- Problem details:
Locate every line that holds the string "kenility" and copy it.
--- Begin Information provided ---
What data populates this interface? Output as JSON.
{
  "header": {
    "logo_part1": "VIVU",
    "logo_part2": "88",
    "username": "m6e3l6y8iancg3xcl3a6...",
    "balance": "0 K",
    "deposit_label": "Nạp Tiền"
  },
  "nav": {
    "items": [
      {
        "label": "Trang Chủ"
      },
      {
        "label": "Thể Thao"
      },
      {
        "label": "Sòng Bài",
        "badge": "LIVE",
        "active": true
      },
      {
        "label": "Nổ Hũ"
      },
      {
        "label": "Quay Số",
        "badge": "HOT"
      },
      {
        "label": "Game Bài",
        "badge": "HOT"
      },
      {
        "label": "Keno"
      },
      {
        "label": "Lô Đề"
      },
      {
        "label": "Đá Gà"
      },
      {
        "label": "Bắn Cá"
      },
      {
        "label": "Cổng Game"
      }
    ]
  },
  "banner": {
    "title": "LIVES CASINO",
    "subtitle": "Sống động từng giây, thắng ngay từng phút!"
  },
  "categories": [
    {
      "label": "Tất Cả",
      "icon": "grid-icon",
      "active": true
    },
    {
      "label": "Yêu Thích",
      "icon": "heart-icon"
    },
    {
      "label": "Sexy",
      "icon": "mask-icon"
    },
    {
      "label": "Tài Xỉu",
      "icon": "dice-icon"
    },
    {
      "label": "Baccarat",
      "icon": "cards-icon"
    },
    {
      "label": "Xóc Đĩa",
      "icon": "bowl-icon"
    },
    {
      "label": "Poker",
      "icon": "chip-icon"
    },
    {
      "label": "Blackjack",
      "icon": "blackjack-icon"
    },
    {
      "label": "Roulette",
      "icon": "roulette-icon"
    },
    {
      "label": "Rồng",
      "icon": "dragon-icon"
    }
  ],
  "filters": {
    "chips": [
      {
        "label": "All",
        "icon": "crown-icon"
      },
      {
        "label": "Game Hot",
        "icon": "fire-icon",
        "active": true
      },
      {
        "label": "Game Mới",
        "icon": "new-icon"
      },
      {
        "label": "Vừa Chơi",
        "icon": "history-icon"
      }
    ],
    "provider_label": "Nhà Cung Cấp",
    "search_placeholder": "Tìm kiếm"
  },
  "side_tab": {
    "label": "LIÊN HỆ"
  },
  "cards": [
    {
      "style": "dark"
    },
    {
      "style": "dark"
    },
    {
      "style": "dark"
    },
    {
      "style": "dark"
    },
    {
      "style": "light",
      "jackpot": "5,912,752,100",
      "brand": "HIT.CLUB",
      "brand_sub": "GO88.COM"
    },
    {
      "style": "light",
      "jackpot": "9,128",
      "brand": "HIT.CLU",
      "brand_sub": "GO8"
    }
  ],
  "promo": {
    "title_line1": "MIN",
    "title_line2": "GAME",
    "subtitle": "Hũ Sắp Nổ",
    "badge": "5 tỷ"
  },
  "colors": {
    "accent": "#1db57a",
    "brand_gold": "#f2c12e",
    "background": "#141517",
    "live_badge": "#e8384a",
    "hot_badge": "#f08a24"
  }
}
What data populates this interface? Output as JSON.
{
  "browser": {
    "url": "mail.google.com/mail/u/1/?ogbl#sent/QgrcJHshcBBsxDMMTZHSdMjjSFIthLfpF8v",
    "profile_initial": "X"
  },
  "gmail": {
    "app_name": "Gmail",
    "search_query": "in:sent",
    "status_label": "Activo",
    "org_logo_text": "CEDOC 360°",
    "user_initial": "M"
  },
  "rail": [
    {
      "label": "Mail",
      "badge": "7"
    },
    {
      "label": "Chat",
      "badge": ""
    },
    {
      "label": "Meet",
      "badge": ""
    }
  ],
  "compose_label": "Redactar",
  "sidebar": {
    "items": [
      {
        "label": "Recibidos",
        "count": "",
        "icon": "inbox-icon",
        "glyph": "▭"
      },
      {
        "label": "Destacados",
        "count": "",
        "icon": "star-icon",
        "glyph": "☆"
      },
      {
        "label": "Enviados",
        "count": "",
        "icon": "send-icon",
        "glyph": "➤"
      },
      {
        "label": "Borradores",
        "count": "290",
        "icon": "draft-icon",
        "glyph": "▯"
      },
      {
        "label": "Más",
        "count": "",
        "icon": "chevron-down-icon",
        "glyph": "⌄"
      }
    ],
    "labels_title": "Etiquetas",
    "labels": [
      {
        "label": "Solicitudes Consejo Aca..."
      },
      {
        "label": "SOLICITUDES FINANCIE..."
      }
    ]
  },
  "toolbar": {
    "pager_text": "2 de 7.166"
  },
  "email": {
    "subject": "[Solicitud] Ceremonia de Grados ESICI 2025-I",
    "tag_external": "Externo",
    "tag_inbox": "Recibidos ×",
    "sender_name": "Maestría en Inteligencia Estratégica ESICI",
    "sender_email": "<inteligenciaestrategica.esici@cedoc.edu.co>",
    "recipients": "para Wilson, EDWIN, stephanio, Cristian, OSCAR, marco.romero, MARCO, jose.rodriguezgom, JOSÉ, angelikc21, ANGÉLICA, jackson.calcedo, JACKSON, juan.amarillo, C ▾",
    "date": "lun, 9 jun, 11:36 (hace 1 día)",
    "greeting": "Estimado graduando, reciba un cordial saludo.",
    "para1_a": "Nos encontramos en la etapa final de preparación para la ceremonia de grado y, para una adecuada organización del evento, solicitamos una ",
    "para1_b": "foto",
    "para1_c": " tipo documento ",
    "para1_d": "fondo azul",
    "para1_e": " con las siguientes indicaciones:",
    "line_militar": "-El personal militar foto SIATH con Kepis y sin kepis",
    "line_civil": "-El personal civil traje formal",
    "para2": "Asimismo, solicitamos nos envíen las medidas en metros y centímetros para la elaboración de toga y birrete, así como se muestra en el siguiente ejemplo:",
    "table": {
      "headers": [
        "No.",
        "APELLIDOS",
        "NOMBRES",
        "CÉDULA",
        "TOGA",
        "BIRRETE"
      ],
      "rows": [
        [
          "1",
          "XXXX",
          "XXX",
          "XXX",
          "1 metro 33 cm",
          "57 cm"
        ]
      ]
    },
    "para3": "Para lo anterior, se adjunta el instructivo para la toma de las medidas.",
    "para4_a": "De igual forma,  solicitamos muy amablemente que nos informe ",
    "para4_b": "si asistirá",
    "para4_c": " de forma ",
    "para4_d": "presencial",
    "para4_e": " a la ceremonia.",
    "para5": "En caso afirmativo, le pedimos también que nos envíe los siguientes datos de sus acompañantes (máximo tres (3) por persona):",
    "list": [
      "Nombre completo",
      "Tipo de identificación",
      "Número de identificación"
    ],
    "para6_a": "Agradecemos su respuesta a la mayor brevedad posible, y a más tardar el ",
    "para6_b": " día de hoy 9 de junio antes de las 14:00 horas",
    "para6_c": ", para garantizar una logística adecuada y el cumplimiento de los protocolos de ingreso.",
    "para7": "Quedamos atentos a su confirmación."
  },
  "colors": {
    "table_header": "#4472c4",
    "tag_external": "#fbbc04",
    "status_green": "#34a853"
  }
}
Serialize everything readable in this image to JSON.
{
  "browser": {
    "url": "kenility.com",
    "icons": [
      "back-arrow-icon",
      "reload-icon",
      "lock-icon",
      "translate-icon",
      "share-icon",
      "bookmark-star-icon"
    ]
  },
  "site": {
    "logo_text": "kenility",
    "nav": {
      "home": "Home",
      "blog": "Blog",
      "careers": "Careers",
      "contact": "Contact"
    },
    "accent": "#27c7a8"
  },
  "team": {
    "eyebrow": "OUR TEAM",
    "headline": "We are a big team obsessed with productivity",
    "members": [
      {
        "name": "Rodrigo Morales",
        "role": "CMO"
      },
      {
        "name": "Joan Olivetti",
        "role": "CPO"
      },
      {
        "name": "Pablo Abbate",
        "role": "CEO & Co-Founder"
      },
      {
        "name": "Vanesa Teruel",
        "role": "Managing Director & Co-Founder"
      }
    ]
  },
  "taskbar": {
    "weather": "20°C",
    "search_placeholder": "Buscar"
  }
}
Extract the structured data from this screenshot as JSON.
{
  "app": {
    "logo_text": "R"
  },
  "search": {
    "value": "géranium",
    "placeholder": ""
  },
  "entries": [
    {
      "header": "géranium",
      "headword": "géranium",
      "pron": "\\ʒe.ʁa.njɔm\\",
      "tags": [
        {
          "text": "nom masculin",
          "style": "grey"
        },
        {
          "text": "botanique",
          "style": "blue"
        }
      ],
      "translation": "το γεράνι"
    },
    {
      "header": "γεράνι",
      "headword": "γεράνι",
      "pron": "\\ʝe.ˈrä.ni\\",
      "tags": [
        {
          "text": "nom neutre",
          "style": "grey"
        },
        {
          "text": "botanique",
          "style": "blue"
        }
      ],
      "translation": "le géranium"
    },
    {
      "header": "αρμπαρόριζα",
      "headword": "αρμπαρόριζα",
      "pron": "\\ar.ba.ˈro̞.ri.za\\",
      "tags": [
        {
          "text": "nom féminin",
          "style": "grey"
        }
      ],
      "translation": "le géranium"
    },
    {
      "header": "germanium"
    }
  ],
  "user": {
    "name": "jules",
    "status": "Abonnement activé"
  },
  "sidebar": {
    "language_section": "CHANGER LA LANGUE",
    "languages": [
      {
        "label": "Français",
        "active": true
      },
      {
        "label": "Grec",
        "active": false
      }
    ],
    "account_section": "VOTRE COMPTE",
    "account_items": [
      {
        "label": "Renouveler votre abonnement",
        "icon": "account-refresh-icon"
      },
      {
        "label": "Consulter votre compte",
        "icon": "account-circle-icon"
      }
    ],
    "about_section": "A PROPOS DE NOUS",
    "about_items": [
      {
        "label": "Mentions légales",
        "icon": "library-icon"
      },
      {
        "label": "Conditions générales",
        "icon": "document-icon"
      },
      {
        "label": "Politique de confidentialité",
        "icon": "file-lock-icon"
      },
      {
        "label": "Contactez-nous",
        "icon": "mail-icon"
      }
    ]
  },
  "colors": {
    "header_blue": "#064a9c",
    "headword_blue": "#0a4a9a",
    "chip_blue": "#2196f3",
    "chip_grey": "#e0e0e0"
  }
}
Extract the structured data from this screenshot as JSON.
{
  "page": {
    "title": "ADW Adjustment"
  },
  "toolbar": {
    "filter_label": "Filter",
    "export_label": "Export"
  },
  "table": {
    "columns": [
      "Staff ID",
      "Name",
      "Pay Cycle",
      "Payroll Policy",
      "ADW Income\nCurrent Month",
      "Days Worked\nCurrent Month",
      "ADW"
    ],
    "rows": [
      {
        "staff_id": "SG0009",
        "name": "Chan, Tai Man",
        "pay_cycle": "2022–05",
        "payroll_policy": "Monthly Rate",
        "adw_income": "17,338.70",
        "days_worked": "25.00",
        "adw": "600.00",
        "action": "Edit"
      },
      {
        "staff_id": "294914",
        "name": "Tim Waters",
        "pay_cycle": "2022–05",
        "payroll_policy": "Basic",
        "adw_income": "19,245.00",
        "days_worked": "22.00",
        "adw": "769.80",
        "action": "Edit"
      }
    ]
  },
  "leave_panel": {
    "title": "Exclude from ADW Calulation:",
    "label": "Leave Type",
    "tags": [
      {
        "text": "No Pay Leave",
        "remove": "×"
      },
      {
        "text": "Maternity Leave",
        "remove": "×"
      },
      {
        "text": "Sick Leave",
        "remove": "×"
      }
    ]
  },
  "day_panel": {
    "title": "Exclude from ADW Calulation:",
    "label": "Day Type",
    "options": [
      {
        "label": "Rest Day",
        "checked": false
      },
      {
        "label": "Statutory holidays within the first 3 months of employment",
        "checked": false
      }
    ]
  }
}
--- End Information provided ---
- Written response:
    "url": "kenility.com",
    "logo_text": "kenility",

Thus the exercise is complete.